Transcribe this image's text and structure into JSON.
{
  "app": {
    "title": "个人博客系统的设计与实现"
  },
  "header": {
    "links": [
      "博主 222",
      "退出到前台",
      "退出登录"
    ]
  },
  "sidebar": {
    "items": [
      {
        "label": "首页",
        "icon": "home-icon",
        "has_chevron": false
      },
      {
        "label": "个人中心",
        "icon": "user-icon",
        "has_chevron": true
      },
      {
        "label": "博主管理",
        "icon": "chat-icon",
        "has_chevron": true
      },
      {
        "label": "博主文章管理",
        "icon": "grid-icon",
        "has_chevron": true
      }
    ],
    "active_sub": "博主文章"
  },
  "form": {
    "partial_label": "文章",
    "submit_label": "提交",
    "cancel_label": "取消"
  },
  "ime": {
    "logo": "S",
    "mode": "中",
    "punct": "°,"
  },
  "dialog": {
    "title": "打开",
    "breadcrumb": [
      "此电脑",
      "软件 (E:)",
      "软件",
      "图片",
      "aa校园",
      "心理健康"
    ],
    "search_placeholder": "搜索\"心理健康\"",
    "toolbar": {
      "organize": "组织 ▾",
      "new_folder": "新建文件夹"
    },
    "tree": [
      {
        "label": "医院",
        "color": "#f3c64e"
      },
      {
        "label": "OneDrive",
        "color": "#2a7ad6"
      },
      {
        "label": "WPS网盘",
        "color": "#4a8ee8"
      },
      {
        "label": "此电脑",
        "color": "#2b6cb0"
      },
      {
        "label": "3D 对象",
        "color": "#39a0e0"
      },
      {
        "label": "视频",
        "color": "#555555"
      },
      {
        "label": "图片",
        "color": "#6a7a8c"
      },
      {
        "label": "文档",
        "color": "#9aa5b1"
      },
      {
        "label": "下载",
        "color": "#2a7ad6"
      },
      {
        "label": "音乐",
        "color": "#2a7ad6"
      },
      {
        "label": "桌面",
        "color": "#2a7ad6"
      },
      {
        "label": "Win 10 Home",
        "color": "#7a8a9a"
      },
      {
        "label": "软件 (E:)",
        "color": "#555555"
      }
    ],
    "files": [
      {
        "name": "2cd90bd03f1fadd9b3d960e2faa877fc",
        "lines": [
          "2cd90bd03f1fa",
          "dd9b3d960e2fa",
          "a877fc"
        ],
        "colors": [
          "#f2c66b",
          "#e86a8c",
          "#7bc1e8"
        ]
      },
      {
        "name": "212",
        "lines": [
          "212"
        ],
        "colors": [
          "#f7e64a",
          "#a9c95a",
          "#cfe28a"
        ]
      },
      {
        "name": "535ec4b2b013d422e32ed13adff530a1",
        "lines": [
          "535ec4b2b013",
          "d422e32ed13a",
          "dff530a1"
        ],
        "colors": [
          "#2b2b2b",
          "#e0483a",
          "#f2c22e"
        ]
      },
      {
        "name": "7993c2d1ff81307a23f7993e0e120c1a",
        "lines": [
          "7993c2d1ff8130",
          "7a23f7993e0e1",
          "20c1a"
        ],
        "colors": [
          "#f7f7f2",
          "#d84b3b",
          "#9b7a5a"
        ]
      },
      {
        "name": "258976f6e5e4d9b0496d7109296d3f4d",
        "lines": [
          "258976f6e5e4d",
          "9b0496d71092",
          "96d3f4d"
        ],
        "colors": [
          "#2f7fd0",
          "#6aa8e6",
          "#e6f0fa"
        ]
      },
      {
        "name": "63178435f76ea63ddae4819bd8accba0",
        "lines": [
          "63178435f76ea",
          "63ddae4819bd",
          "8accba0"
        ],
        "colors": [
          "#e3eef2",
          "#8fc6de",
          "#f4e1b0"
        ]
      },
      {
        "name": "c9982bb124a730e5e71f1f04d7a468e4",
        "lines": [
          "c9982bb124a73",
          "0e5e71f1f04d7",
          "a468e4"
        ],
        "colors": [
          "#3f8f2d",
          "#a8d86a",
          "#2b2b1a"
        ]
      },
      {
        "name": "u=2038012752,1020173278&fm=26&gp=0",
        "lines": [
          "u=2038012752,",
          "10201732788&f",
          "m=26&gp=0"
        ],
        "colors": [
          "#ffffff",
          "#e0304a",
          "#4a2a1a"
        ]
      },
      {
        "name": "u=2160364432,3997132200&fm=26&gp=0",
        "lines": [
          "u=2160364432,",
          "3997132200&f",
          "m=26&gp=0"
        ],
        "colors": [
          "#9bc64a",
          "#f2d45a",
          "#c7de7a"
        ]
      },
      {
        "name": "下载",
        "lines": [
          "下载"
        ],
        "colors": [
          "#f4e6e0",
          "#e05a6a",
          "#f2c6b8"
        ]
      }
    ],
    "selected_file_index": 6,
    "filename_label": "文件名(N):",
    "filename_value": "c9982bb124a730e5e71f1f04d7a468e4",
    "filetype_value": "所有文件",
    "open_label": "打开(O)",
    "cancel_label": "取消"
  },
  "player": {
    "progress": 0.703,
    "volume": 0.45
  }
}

STATED EXERCISE
Return what is listed above, exactly and completely.

REPLY TO THE TASK
Transcribe this image's text and structure into JSON.
{
  "app": {
    "title": "个人博客系统的设计与实现"
  },
  "header": {
    "links": [
      "博主 222",
      "退出到前台",
      "退出登录"
    ]
  },
  "sidebar": {
    "items": [
      {
        "label": "首页",
        "icon": "home-icon",
        "has_chevron": false
      },
      {
        "label": "个人中心",
        "icon": "user-icon",
        "has_chevron": true
      },
      {
        "label": "博主管理",
        "icon": "chat-icon",
        "has_chevron": true
      },
      {
        "label": "博主文章管理",
        "icon": "grid-icon",
        "has_chevron": true
      }
    ],
    "active_sub": "博主文章"
  },
  "form": {
    "partial_label": "文章",
    "submit_label": "提交",
    "cancel_label": "取消"
  },
  "ime": {
    "logo": "S",
    "mode": "中",
    "punct": "°,"
  },
  "dialog": {
    "title": "打开",
    "breadcrumb": [
      "此电脑",
      "软件 (E:)",
      "软件",
      "图片",
      "aa校园",
      "心理健康"
    ],
    "search_placeholder": "搜索\"心理健康\"",
    "toolbar": {
      "organize": "组织 ▾",
      "new_folder": "新建文件夹"
    },
    "tree": [
      {
        "label": "医院",
        "color": "#f3c64e"
      },
      {
        "label": "OneDrive",
        "color": "#2a7ad6"
      },
      {
        "label": "WPS网盘",
        "color": "#4a8ee8"
      },
      {
        "label": "此电脑",
        "color": "#2b6cb0"
      },
      {
        "label": "3D 对象",
        "color": "#39a0e0"
      },
      {
        "label": "视频",
        "color": "#555555"
      },
      {
        "label": "图片",
        "color": "#6a7a8c"
      },
      {
        "label": "文档",
        "color": "#9aa5b1"
      },
      {
        "label": "下载",
        "color": "#2a7ad6"
      },
      {
        "label": "音乐",
        "color": "#2a7ad6"
      },
      {
        "label": "桌面",
        "color": "#2a7ad6"
      },
      {
        "label": "Win 10 Home",
        "color": "#7a8a9a"
      },
      {
        "label": "软件 (E:)",
        "color": "#555555"
      }
    ],
    "files": [
      {
        "name": "2cd90bd03f1fadd9b3d960e2faa877fc",
        "lines": [
          "2cd90bd03f1fa",
          "dd9b3d960e2fa",
          "a877fc"
        ],
        "colors": [
          "#f2c66b",
          "#e86a8c",
          "#7bc1e8"
        ]
      },
      {
        "name": "212",
        "lines": [
          "212"
        ],
        "colors": [
          "#f7e64a",
          "#a9c95a",
          "#cfe28a"
        ]
      },
      {
        "name": "535ec4b2b013d422e32ed13adff530a1",
        "lines": [
          "535ec4b2b013",
          "d422e32ed13a",
          "dff530a1"
        ],
        "colors": [
          "#2b2b2b",
          "#e0483a",
          "#f2c22e"
        ]
      },
      {
        "name": "7993c2d1ff81307a23f7993e0e120c1a",
        "lines": [
          "7993c2d1ff8130",
          "7a23f7993e0e1",
          "20c1a"
        ],
        "colors": [
          "#f7f7f2",
          "#d84b3b",
          "#9b7a5a"
        ]
      },
      {
        "name": "258976f6e5e4d9b0496d7109296d3f4d",
        "lines": [
          "258976f6e5e4d",
          "9b0496d71092",
          "96d3f4d"
        ],
        "colors": [
          "#2f7fd0",
          "#6aa8e6",
          "#e6f0fa"
        ]
      },
      {
        "name": "63178435f76ea63ddae4819bd8accba0",
        "lines": [
          "63178435f76ea",
          "63ddae4819bd",
          "8accba0"
        ],
        "colors": [
          "#e3eef2",
          "#8fc6de",
          "#f4e1b0"
        ]
      },
      {
        "name": "c9982bb124a730e5e71f1f04d7a468e4",
        "lines": [
          "c9982bb124a73",
          "0e5e71f1f04d7",
          "a468e4"
        ],
        "colors": [
          "#3f8f2d",
          "#a8d86a",
          "#2b2b1a"
        ]
      },
      {
        "name": "u=2038012752,1020173278&fm=26&gp=0",
        "lines": [
          "u=2038012752,",
          "10201732788&f",
          "m=26&gp=0"
        ],
        "colors": [
          "#ffffff",
          "#e0304a",
          "#4a2a1a"
        ]
      },
      {
        "name": "u=2160364432,3997132200&fm=26&gp=0",
        "lines": [
          "u=2160364432,",
          "3997132200&f",
          "m=26&gp=0"
        ],
        "colors": [
          "#9bc64a",
          "#f2d45a",
          "#c7de7a"
        ]
      },
      {
        "name": "下载",
        "lines": [
          "下载"
        ],
        "colors": [
          "#f4e6e0",
          "#e05a6a",
          "#f2c6b8"
        ]
      }
    ],
    "selected_file_index": 6,
    "filename_label": "文件名(N):",
    "filename_value": "c9982bb124a730e5e71f1f04d7a468e4",
    "filetype_value": "所有文件",
    "open_label": "打开(O)",
    "cancel_label": "取消"
  },
  "player": {
    "progress": 0.703,
    "volume": 0.45
  }
}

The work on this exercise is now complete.